### Stated exercise
Comb the records below for the string "paliwem" and copy each line where it turns up.

:: Data records ::

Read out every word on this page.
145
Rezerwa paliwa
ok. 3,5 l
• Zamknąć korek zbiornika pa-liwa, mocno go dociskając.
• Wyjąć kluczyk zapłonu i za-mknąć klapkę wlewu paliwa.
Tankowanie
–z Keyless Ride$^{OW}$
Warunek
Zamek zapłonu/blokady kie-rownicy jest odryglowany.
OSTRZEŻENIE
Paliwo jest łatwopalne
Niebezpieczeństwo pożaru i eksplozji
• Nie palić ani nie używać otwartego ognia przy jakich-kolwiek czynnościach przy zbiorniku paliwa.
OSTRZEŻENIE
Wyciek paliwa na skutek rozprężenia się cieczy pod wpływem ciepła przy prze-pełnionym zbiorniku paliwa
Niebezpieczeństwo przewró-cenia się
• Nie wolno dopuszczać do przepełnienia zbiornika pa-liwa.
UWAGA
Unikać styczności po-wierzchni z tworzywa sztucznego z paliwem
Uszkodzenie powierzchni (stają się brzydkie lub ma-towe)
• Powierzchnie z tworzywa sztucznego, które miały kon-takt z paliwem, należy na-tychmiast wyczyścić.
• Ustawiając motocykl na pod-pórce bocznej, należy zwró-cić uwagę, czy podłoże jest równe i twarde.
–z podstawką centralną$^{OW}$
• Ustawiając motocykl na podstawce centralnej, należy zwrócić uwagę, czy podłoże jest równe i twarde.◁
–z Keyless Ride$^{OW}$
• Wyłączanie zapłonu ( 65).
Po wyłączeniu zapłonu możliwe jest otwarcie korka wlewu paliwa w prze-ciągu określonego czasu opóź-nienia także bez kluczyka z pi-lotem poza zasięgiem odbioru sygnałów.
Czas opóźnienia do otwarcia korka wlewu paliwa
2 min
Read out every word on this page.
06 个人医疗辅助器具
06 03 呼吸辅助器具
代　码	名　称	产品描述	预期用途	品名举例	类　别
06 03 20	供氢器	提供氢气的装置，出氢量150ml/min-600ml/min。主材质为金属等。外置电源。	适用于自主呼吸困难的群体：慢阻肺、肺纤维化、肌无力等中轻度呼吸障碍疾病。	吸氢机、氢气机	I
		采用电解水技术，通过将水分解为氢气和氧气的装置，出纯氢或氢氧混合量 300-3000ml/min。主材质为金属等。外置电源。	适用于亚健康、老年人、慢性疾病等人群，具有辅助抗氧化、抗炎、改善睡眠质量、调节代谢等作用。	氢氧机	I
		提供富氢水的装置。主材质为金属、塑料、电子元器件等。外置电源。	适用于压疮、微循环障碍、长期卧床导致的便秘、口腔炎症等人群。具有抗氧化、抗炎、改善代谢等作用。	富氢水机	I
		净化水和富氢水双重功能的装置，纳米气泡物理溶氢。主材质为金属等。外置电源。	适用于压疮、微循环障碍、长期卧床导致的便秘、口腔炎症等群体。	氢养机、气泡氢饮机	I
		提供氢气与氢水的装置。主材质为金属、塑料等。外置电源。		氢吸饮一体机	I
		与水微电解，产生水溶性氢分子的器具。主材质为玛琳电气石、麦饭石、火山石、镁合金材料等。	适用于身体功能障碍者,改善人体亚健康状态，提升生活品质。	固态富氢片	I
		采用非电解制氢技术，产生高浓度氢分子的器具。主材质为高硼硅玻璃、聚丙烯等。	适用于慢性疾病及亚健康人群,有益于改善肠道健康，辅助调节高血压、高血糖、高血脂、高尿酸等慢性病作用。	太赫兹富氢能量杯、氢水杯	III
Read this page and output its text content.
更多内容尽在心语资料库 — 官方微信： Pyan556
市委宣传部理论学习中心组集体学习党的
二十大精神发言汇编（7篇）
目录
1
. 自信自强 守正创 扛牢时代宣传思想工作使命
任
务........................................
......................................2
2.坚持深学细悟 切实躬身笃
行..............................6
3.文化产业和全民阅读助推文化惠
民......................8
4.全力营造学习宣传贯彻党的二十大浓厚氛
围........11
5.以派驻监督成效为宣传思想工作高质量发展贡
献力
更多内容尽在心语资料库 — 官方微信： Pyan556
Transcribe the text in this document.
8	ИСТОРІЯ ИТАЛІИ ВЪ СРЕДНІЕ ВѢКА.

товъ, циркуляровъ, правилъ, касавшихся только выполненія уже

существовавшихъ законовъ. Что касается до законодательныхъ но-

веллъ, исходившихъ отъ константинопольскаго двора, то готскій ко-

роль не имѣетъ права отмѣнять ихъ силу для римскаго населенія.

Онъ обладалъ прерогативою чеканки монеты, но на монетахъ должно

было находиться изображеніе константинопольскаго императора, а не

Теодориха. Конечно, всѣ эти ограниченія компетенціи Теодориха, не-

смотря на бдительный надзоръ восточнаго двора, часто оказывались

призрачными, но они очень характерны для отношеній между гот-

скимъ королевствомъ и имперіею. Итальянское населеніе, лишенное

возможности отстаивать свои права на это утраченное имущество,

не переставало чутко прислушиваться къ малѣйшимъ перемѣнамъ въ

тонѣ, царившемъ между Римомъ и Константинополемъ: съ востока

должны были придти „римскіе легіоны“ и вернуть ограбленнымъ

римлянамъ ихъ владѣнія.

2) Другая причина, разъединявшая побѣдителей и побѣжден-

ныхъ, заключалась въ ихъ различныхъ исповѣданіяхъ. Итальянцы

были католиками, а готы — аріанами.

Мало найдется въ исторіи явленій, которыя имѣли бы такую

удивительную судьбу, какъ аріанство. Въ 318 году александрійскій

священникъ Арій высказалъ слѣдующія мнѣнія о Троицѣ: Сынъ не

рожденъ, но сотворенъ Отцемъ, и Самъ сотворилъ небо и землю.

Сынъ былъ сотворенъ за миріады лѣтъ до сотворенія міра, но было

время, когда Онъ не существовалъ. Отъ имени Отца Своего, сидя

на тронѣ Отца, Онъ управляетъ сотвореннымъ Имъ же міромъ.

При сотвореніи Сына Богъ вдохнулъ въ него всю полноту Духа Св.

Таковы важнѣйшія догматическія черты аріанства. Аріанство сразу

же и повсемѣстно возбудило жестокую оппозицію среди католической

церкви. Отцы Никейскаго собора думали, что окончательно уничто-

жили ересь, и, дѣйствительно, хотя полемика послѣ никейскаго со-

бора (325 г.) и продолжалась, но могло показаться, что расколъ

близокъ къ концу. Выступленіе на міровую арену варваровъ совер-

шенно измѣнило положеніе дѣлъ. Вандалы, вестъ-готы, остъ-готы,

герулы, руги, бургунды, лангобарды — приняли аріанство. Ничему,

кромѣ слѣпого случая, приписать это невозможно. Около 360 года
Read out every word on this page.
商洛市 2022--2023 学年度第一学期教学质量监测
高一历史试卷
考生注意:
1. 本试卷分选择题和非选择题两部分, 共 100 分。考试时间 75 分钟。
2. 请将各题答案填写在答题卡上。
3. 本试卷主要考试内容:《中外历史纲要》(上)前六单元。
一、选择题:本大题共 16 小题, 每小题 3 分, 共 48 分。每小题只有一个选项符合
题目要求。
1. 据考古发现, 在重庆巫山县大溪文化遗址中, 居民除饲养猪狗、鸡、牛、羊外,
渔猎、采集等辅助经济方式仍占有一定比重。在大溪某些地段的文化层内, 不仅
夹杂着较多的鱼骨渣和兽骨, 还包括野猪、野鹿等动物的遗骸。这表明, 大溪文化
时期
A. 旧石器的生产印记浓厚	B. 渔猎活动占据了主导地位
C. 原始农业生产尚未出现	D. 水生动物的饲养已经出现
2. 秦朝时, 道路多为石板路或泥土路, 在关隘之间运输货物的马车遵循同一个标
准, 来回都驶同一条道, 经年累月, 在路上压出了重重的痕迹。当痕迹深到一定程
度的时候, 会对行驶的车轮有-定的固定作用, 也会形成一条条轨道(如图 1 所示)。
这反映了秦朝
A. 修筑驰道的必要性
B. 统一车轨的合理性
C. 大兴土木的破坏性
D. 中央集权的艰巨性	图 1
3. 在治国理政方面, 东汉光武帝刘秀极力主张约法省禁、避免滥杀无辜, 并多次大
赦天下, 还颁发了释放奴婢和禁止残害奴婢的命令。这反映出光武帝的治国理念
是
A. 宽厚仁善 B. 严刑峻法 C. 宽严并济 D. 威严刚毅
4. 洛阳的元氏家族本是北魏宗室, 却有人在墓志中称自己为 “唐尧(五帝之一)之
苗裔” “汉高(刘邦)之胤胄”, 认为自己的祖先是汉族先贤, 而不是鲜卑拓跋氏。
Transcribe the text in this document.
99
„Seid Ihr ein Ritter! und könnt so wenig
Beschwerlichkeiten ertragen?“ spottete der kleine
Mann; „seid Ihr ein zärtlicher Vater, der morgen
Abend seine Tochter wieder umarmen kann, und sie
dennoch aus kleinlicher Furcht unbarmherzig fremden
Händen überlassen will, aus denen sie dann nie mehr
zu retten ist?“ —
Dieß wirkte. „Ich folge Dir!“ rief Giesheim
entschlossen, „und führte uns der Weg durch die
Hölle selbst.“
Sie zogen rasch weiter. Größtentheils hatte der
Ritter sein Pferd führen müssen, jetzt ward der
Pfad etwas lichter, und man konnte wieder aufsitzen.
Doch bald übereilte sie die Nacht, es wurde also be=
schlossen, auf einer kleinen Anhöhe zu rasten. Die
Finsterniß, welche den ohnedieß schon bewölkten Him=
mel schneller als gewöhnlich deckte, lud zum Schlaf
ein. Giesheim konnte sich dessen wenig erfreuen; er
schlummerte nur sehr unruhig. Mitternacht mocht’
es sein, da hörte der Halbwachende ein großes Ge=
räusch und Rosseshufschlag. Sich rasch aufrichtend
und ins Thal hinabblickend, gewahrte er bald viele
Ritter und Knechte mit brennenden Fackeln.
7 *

:::

### Response to this task
Unikać styczności po-wierzchni z tworzywa sztucznego z paliwem
• Powierzchnie z tworzywa sztucznego, które miały kon-takt z paliwem, należy na-tychmiast wyczyścić.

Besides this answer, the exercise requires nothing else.